[Saved data entries]
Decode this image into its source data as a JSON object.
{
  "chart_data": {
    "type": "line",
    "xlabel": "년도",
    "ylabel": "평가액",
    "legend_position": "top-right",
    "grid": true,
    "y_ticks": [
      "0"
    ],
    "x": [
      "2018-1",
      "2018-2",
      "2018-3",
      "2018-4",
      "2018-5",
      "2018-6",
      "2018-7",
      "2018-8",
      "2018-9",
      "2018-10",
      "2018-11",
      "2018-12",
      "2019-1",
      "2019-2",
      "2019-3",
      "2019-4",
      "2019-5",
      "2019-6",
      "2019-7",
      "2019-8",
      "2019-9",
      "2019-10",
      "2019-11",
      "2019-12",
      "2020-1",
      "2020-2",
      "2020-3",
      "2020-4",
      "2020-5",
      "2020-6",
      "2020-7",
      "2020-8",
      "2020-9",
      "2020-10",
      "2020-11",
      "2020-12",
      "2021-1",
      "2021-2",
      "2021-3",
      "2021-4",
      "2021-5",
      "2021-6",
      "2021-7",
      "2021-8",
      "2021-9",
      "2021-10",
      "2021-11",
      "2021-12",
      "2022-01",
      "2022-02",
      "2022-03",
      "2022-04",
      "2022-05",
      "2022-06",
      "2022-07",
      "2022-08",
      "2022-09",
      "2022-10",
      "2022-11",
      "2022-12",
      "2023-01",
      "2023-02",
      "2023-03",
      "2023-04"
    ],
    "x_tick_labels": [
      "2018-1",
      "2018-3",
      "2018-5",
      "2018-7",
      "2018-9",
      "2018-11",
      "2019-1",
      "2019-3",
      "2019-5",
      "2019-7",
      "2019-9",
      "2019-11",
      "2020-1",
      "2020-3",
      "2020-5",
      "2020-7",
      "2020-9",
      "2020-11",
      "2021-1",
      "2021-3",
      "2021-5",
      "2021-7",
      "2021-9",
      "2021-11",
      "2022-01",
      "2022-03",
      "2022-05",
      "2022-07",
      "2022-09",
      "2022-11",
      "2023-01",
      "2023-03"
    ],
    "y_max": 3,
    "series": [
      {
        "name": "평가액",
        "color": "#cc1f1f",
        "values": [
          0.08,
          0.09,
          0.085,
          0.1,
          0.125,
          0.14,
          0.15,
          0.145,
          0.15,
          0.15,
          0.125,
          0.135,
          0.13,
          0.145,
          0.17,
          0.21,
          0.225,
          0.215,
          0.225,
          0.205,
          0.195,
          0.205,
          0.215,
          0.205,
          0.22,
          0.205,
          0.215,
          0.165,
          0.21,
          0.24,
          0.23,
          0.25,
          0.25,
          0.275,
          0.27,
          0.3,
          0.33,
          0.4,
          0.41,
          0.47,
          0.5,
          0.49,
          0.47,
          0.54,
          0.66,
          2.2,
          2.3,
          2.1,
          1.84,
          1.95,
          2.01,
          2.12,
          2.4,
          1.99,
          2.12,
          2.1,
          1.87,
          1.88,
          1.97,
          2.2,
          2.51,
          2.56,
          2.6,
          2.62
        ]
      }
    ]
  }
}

_The problem_: Transcribe all of the entries without altering anything.

_Written response_:
Decode this image into its source data as a JSON object.
{
  "chart_data": {
    "type": "line",
    "xlabel": "년도",
    "ylabel": "평가액",
    "legend_position": "top-right",
    "grid": true,
    "y_ticks": [
      "0"
    ],
    "x": [
      "2018-1",
      "2018-2",
      "2018-3",
      "2018-4",
      "2018-5",
      "2018-6",
      "2018-7",
      "2018-8",
      "2018-9",
      "2018-10",
      "2018-11",
      "2018-12",
      "2019-1",
      "2019-2",
      "2019-3",
      "2019-4",
      "2019-5",
      "2019-6",
      "2019-7",
      "2019-8",
      "2019-9",
      "2019-10",
      "2019-11",
      "2019-12",
      "2020-1",
      "2020-2",
      "2020-3",
      "2020-4",
      "2020-5",
      "2020-6",
      "2020-7",
      "2020-8",
      "2020-9",
      "2020-10",
      "2020-11",
      "2020-12",
      "2021-1",
      "2021-2",
      "2021-3",
      "2021-4",
      "2021-5",
      "2021-6",
      "2021-7",
      "2021-8",
      "2021-9",
      "2021-10",
      "2021-11",
      "2021-12",
      "2022-01",
      "2022-02",
      "2022-03",
      "2022-04",
      "2022-05",
      "2022-06",
      "2022-07",
      "2022-08",
      "2022-09",
      "2022-10",
      "2022-11",
      "2022-12",
      "2023-01",
      "2023-02",
      "2023-03",
      "2023-04"
    ],
    "x_tick_labels": [
      "2018-1",
      "2018-3",
      "2018-5",
      "2018-7",
      "2018-9",
      "2018-11",
      "2019-1",
      "2019-3",
      "2019-5",
      "2019-7",
      "2019-9",
      "2019-11",
      "2020-1",
      "2020-3",
      "2020-5",
      "2020-7",
      "2020-9",
      "2020-11",
      "2021-1",
      "2021-3",
      "2021-5",
      "2021-7",
      "2021-9",
      "2021-11",
      "2022-01",
      "2022-03",
      "2022-05",
      "2022-07",
      "2022-09",
      "2022-11",
      "2023-01",
      "2023-03"
    ],
    "y_max": 3,
    "series": [
      {
        "name": "평가액",
        "color": "#cc1f1f",
        "values": [
          0.08,
          0.09,
          0.085,
          0.1,
          0.125,
          0.14,
          0.15,
          0.145,
          0.15,
          0.15,
          0.125,
          0.135,
          0.13,
          0.145,
          0.17,
          0.21,
          0.225,
          0.215,
          0.225,
          0.205,
          0.195,
          0.205,
          0.215,
          0.205,
          0.22,
          0.205,
          0.215,
          0.165,
          0.21,
          0.24,
          0.23,
          0.25,
          0.25,
          0.275,
          0.27,
          0.3,
          0.33,
          0.4,
          0.41,
          0.47,
          0.5,
          0.49,
          0.47,
          0.54,
          0.66,
          2.2,
          2.3,
          2.1,
          1.84,
          1.95,
          2.01,
          2.12,
          2.4,
          1.99,
          2.12,
          2.1,
          1.87,
          1.88,
          1.97,
          2.2,
          2.51,
          2.56,
          2.6,
          2.62
        ]
      }
    ]
  }
}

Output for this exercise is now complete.